start Records for the exercise

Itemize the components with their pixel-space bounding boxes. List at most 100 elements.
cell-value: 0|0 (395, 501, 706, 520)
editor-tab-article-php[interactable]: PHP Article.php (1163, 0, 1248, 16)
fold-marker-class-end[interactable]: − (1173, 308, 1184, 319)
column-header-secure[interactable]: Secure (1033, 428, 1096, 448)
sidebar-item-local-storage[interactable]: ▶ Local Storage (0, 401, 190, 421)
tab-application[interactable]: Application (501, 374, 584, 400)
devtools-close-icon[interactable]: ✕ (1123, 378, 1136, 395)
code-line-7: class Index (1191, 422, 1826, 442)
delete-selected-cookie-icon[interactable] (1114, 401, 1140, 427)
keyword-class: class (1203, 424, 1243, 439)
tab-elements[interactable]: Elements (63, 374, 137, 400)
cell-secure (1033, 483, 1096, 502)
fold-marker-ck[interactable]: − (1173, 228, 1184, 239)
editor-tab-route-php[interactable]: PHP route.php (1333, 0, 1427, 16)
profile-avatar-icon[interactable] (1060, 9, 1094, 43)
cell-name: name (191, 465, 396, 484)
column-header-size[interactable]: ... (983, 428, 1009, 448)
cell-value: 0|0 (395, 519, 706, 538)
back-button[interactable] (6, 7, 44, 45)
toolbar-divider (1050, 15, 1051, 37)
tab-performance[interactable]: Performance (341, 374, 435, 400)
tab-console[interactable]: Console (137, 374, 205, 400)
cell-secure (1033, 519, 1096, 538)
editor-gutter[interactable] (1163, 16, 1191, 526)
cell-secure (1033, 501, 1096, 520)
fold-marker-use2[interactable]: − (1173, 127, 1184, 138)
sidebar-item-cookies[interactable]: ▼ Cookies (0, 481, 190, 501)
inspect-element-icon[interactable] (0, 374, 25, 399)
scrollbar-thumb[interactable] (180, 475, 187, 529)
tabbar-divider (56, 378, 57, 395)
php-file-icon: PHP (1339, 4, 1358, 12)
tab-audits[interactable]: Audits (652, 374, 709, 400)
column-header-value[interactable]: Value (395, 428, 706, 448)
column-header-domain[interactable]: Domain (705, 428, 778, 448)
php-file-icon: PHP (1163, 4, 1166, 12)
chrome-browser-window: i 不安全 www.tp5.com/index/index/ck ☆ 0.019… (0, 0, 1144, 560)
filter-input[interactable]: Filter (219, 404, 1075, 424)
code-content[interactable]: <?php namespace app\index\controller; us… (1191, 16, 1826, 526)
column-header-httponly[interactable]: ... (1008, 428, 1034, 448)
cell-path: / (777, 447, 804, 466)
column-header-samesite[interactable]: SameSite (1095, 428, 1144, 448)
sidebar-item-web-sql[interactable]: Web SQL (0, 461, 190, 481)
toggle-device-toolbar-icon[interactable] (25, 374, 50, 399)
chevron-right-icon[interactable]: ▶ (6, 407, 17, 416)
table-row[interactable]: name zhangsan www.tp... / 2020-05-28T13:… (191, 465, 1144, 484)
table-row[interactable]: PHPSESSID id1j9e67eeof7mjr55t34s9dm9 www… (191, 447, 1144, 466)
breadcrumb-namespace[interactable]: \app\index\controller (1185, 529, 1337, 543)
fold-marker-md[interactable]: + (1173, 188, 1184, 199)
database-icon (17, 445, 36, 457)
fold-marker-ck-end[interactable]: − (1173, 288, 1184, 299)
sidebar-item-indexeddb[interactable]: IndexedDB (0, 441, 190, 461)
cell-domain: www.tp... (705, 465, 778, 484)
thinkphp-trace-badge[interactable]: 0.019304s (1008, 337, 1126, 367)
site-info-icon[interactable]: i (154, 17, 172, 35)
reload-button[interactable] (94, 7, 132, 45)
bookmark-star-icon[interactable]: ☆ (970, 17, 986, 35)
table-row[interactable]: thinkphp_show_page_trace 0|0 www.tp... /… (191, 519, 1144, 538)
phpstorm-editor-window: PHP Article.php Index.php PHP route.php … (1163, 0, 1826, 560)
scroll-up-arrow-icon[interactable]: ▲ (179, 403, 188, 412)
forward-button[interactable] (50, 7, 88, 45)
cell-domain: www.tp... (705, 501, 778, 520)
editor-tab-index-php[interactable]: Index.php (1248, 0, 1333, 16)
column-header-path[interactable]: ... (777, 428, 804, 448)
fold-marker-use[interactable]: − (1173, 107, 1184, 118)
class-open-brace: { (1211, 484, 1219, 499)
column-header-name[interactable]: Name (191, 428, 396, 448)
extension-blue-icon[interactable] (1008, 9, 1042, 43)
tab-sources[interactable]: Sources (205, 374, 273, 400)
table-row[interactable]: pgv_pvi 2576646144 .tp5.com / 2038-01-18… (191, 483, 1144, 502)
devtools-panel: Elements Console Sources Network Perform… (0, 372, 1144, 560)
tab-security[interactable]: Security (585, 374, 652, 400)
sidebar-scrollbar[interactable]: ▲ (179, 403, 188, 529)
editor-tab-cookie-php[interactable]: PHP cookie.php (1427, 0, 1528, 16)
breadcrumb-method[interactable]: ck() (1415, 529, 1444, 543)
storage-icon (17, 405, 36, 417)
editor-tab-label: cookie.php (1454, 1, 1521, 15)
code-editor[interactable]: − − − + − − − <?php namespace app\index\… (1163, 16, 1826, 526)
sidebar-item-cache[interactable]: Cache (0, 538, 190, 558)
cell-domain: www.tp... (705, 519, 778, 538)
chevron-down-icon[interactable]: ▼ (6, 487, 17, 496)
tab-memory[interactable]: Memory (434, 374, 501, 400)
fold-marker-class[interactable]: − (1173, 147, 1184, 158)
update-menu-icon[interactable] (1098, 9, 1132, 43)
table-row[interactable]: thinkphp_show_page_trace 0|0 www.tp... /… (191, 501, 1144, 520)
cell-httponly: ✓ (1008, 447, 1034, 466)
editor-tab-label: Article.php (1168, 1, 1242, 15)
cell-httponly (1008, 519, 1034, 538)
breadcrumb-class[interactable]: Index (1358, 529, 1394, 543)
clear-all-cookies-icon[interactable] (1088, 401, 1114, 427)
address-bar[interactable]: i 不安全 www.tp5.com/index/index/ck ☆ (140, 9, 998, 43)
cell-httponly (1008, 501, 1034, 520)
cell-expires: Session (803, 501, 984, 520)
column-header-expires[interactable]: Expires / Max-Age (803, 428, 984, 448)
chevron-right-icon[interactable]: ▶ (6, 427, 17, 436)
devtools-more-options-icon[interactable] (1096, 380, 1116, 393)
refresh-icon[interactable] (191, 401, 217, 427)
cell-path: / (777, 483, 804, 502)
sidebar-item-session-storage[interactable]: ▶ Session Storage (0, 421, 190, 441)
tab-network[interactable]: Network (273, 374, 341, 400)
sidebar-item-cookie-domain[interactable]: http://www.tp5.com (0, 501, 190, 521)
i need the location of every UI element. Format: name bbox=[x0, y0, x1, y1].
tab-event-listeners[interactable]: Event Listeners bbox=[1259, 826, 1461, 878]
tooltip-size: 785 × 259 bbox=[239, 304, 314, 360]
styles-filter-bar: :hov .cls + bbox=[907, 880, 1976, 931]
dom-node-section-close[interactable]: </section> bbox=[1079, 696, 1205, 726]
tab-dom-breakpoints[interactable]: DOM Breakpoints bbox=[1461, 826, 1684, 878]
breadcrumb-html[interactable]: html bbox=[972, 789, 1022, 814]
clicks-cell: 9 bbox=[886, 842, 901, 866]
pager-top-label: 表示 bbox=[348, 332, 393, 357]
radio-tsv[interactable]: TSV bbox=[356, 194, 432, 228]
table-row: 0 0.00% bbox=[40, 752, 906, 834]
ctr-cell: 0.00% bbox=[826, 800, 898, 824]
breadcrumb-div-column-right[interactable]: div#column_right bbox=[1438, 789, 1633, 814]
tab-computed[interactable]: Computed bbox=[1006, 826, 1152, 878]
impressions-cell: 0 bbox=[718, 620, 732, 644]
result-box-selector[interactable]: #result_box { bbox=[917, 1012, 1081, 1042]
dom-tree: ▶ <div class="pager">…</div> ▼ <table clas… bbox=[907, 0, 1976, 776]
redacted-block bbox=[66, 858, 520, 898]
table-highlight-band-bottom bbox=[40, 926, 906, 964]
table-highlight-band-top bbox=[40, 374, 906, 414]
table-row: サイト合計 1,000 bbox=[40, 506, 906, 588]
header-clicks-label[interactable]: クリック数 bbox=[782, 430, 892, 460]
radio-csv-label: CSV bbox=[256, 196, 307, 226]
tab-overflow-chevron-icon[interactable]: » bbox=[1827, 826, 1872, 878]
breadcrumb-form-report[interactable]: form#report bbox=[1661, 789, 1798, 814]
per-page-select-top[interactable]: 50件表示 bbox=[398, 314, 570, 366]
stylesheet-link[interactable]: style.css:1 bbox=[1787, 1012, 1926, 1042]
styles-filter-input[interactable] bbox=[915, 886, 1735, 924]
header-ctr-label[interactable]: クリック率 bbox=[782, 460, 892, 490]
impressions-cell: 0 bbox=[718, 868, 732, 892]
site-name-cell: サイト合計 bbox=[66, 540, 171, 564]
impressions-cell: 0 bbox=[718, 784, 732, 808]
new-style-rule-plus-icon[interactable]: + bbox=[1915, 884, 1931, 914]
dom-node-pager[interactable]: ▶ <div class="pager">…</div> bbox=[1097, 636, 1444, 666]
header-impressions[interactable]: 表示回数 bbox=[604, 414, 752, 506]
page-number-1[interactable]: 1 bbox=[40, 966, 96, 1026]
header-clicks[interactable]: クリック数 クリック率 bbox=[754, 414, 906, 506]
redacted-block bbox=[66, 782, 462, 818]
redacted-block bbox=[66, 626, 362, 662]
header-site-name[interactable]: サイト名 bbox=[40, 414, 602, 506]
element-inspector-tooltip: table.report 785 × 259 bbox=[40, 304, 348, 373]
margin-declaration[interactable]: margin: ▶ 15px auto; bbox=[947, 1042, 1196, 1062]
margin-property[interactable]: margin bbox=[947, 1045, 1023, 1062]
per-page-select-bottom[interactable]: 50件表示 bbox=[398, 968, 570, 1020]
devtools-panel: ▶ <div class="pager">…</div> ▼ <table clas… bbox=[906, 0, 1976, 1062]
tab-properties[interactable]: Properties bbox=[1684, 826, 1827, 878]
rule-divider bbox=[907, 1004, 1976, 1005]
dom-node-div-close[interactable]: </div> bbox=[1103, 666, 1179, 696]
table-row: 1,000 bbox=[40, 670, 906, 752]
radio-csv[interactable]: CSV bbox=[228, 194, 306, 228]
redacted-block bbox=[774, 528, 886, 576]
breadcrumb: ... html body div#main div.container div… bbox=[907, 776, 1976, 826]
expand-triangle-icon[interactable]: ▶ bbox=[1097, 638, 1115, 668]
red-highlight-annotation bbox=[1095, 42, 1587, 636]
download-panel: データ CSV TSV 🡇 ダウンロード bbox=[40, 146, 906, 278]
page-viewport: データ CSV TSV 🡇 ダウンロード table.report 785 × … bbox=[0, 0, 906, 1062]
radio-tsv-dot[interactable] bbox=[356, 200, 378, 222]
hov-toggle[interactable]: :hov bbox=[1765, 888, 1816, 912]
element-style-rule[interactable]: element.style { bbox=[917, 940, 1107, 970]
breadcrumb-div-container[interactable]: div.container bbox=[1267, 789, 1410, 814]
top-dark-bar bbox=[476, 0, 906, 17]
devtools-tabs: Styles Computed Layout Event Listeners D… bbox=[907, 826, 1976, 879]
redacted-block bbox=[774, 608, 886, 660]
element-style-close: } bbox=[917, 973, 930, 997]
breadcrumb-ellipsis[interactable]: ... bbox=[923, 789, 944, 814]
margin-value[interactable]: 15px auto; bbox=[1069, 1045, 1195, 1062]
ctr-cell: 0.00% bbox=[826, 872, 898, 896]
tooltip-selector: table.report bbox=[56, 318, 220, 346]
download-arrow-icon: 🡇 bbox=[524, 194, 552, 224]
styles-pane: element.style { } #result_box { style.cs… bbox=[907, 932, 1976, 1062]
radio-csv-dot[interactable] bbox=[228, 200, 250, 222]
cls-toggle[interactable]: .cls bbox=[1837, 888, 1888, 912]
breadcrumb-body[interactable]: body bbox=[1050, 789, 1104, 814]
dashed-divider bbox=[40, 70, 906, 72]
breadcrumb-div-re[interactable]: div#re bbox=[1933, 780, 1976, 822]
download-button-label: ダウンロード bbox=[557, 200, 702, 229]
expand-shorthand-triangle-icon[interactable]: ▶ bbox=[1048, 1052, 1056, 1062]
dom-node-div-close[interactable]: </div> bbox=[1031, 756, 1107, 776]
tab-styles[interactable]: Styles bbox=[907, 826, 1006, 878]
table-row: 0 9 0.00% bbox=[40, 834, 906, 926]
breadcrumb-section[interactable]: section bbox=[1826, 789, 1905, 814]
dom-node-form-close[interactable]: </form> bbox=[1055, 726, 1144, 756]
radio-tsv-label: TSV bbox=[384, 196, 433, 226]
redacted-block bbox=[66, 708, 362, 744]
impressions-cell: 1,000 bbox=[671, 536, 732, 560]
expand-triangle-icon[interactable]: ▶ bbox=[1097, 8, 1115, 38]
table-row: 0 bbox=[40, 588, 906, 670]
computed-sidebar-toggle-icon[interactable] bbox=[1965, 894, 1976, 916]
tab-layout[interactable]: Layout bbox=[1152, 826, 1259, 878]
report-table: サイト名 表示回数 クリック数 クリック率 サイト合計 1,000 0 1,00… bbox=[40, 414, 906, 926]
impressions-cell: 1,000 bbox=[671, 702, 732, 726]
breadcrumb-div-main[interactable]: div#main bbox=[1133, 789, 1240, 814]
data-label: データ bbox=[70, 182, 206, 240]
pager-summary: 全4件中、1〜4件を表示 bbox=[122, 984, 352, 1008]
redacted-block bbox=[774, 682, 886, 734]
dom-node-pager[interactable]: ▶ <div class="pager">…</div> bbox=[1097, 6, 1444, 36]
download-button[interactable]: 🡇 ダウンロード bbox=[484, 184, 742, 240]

end Records for the exercise

» **Direction**
Filter the listing above down to the lines that include the word "Session", and copy each matching line in full. Match the word with its capitalization exactly as given.

» **The reply**
cell-expires: Session (803, 501, 984, 520)
sidebar-item-session-storage[interactable]: ▶ Session Storage (0, 421, 190, 441)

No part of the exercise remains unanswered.